● Short exercise: Every line must be returned precisely as it is written.

● Data provided:
## begin
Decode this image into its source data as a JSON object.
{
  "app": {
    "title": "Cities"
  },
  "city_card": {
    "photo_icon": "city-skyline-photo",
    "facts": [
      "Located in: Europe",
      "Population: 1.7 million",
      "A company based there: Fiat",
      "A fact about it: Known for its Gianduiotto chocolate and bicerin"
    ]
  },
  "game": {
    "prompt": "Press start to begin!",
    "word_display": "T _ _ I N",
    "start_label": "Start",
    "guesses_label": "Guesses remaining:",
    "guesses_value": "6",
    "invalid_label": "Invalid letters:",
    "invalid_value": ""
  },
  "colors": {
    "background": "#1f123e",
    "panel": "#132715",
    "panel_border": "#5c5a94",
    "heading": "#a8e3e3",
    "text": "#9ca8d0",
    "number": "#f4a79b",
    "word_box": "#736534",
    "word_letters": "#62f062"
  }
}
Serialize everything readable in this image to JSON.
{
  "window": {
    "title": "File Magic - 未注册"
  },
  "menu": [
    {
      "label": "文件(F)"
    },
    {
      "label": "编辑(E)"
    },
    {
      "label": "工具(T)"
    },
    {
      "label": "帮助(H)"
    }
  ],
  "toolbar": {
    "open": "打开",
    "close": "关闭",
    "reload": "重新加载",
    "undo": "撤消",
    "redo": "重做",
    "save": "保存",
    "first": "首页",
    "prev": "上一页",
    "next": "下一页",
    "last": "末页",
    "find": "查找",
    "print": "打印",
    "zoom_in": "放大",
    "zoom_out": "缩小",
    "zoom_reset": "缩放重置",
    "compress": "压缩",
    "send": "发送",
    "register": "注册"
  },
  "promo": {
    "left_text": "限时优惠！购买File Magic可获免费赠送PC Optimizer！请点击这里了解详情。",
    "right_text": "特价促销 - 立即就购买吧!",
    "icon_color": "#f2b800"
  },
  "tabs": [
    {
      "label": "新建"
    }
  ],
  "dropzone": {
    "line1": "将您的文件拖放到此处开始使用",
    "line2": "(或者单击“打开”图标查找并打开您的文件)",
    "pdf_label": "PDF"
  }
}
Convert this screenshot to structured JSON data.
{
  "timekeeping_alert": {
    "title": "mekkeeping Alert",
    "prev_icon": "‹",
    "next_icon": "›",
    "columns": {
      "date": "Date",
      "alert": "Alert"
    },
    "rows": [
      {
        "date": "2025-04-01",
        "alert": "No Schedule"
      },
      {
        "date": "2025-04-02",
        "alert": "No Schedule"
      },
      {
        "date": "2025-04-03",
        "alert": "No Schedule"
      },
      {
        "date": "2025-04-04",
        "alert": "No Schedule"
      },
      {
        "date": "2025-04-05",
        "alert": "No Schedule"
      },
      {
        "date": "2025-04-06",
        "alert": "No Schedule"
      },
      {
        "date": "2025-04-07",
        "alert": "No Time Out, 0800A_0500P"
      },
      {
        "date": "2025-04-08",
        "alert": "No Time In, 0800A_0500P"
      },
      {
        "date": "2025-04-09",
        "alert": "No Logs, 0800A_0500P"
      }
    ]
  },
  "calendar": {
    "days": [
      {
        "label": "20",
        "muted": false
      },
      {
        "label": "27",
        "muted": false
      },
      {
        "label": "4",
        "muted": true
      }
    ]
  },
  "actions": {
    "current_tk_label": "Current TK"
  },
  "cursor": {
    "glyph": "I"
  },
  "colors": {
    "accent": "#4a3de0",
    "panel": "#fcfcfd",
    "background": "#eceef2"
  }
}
## end
● Expected answer:
Decode this image into its source data as a JSON object.
{
  "app": {
    "title": "Cities"
  },
  "city_card": {
    "photo_icon": "city-skyline-photo",
    "facts": [
      "Located in: Europe",
      "Population: 1.7 million",
      "A company based there: Fiat",
      "A fact about it: Known for its Gianduiotto chocolate and bicerin"
    ]
  },
  "game": {
    "prompt": "Press start to begin!",
    "word_display": "T _ _ I N",
    "start_label": "Start",
    "guesses_label": "Guesses remaining:",
    "guesses_value": "6",
    "invalid_label": "Invalid letters:",
    "invalid_value": ""
  },
  "colors": {
    "background": "#1f123e",
    "panel": "#132715",
    "panel_border": "#5c5a94",
    "heading": "#a8e3e3",
    "text": "#9ca8d0",
    "number": "#f4a79b",
    "word_box": "#736534",
    "word_letters": "#62f062"
  }
}
Serialize everything readable in this image to JSON.
{
  "window": {
    "title": "File Magic - 未注册"
  },
  "menu": [
    {
      "label": "文件(F)"
    },
    {
      "label": "编辑(E)"
    },
    {
      "label": "工具(T)"
    },
    {
      "label": "帮助(H)"
    }
  ],
  "toolbar": {
    "open": "打开",
    "close": "关闭",
    "reload": "重新加载",
    "undo": "撤消",
    "redo": "重做",
    "save": "保存",
    "first": "首页",
    "prev": "上一页",
    "next": "下一页",
    "last": "末页",
    "find": "查找",
    "print": "打印",
    "zoom_in": "放大",
    "zoom_out": "缩小",
    "zoom_reset": "缩放重置",
    "compress": "压缩",
    "send": "发送",
    "register": "注册"
  },
  "promo": {
    "left_text": "限时优惠！购买File Magic可获免费赠送PC Optimizer！请点击这里了解详情。",
    "right_text": "特价促销 - 立即就购买吧!",
    "icon_color": "#f2b800"
  },
  "tabs": [
    {
      "label": "新建"
    }
  ],
  "dropzone": {
    "line1": "将您的文件拖放到此处开始使用",
    "line2": "(或者单击“打开”图标查找并打开您的文件)",
    "pdf_label": "PDF"
  }
}
Convert this screenshot to structured JSON data.
{
  "timekeeping_alert": {
    "title": "mekkeeping Alert",
    "prev_icon": "‹",
    "next_icon": "›",
    "columns": {
      "date": "Date",
      "alert": "Alert"
    },
    "rows": [
      {
        "date": "2025-04-01",
        "alert": "No Schedule"
      },
      {
        "date": "2025-04-02",
        "alert": "No Schedule"
      },
      {
        "date": "2025-04-03",
        "alert": "No Schedule"
      },
      {
        "date": "2025-04-04",
        "alert": "No Schedule"
      },
      {
        "date": "2025-04-05",
        "alert": "No Schedule"
      },
      {
        "date": "2025-04-06",
        "alert": "No Schedule"
      },
      {
        "date": "2025-04-07",
        "alert": "No Time Out, 0800A_0500P"
      },
      {
        "date": "2025-04-08",
        "alert": "No Time In, 0800A_0500P"
      },
      {
        "date": "2025-04-09",
        "alert": "No Logs, 0800A_0500P"
      }
    ]
  },
  "calendar": {
    "days": [
      {
        "label": "20",
        "muted": false
      },
      {
        "label": "27",
        "muted": false
      },
      {
        "label": "4",
        "muted": true
      }
    ]
  },
  "actions": {
    "current_tk_label": "Current TK"
  },
  "cursor": {
    "glyph": "I"
  },
  "colors": {
    "accent": "#4a3de0",
    "panel": "#fcfcfd",
    "background": "#eceef2"
  }
}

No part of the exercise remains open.